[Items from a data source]
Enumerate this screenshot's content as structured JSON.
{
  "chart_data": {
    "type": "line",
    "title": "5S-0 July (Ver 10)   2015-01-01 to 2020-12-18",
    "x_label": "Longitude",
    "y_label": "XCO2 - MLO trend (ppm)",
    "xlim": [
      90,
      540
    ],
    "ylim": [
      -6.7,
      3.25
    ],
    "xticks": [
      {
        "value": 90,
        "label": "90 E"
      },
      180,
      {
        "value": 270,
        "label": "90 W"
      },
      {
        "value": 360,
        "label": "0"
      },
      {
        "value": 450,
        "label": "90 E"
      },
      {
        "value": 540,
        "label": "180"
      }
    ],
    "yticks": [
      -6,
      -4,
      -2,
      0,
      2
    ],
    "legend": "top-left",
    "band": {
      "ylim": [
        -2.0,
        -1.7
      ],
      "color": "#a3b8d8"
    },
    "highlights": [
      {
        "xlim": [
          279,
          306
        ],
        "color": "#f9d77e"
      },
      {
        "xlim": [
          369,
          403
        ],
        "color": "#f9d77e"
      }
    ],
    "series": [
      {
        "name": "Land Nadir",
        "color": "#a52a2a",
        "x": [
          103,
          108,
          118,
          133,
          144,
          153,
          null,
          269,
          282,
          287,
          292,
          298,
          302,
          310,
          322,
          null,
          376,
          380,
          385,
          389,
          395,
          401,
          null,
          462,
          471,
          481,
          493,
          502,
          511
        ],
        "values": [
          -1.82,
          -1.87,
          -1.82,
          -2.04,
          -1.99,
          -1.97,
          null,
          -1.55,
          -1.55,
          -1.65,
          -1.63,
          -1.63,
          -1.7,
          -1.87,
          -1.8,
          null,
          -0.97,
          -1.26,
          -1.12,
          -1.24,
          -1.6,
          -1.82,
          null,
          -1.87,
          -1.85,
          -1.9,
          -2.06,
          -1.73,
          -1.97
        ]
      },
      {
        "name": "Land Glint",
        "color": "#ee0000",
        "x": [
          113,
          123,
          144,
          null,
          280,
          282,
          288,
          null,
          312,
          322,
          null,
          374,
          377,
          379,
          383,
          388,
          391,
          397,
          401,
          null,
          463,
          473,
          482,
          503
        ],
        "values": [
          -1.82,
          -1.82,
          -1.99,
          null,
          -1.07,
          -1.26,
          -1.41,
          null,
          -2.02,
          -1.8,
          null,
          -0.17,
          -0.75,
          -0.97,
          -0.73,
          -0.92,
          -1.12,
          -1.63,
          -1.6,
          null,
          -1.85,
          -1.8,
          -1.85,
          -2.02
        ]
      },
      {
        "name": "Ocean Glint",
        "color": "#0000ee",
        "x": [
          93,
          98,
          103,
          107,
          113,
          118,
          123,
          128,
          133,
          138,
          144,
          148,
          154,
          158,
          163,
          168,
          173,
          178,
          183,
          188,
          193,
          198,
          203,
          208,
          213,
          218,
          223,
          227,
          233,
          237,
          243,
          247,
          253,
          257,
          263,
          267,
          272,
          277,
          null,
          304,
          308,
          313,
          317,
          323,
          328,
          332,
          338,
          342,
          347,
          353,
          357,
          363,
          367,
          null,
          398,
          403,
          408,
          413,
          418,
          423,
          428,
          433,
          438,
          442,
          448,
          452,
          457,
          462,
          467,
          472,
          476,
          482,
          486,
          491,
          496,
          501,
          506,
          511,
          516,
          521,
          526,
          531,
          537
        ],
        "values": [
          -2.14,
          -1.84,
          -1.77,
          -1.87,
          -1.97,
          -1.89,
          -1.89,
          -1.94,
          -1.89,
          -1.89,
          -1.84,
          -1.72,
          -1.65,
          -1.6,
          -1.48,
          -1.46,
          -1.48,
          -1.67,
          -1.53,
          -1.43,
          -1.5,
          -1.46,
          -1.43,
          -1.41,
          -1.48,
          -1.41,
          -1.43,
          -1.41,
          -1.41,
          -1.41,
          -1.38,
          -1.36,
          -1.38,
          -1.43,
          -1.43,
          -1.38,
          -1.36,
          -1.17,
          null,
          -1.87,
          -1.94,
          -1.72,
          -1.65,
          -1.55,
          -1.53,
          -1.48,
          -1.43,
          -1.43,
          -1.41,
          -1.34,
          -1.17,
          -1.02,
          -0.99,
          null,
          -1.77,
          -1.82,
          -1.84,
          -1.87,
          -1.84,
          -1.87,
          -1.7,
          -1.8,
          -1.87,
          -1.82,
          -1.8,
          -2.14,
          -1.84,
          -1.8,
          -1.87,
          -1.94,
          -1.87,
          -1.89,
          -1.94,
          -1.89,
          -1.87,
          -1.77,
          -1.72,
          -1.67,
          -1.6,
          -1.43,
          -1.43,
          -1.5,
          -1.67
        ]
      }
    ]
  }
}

Short task | Gather from the entries above all lines that include the string "name".

Problem solution |
        "name": "Land Nadir",
        "name": "Land Glint",
        "name": "Ocean Glint",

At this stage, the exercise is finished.